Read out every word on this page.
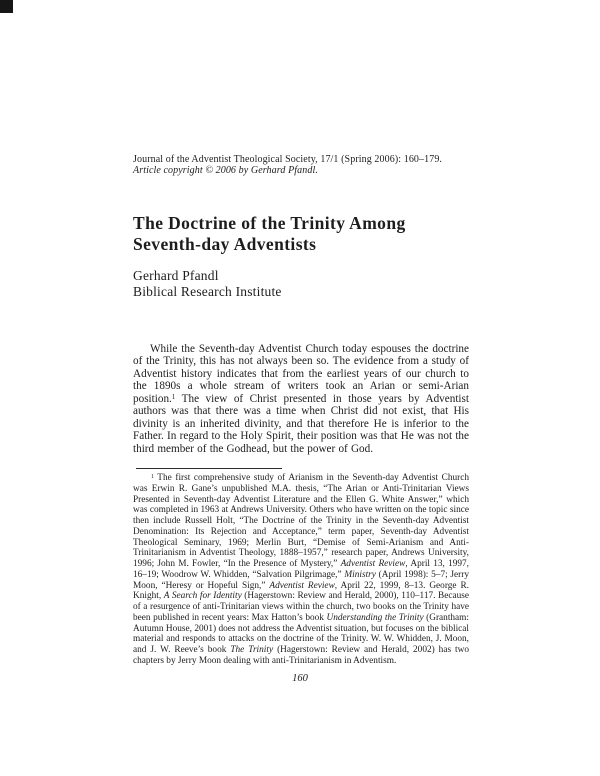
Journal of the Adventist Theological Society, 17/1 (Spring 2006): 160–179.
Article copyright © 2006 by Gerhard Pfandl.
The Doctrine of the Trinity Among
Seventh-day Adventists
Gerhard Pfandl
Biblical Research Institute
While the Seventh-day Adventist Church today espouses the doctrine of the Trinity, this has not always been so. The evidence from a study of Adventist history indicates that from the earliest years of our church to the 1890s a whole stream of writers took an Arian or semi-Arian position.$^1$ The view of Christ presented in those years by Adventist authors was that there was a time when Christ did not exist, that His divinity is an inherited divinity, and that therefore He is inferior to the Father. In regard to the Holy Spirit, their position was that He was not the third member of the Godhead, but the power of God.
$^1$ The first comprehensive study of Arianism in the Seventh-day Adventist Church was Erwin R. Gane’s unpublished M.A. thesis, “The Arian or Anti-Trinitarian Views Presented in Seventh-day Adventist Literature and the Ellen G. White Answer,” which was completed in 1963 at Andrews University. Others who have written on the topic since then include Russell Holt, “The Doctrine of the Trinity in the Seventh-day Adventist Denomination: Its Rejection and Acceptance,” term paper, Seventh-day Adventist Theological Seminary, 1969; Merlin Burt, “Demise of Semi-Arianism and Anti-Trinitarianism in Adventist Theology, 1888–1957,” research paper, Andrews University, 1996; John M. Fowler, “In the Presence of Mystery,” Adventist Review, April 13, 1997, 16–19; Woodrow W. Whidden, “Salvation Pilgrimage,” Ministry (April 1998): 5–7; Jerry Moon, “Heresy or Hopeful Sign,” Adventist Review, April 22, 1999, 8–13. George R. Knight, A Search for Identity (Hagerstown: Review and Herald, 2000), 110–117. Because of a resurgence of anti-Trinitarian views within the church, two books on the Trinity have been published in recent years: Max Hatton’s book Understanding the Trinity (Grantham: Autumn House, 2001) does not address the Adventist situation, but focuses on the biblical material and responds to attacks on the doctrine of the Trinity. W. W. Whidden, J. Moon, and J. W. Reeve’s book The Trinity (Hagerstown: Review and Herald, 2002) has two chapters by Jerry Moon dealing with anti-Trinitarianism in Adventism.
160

────────────────

Exercise directions
In the records above, locate the lines holding the word "this". Copy each of them.

The reply
Read out every word on this page.
While the Seventh-day Adventist Church today espouses the doctrine of the Trinity, this has not always been so. The evidence from a study of Adventist history indicates that from the earliest years of our church to the 1890s a whole stream of writers took an Arian or semi-Arian position.$^1$ The view of Christ presented in those years by Adventist authors was that there was a time when Christ did not exist, that His divinity is an inherited divinity, and that therefore He is inferior to the Father. In regard to the Holy Spirit, their position was that He was not the third member of the Godhead, but the power of God.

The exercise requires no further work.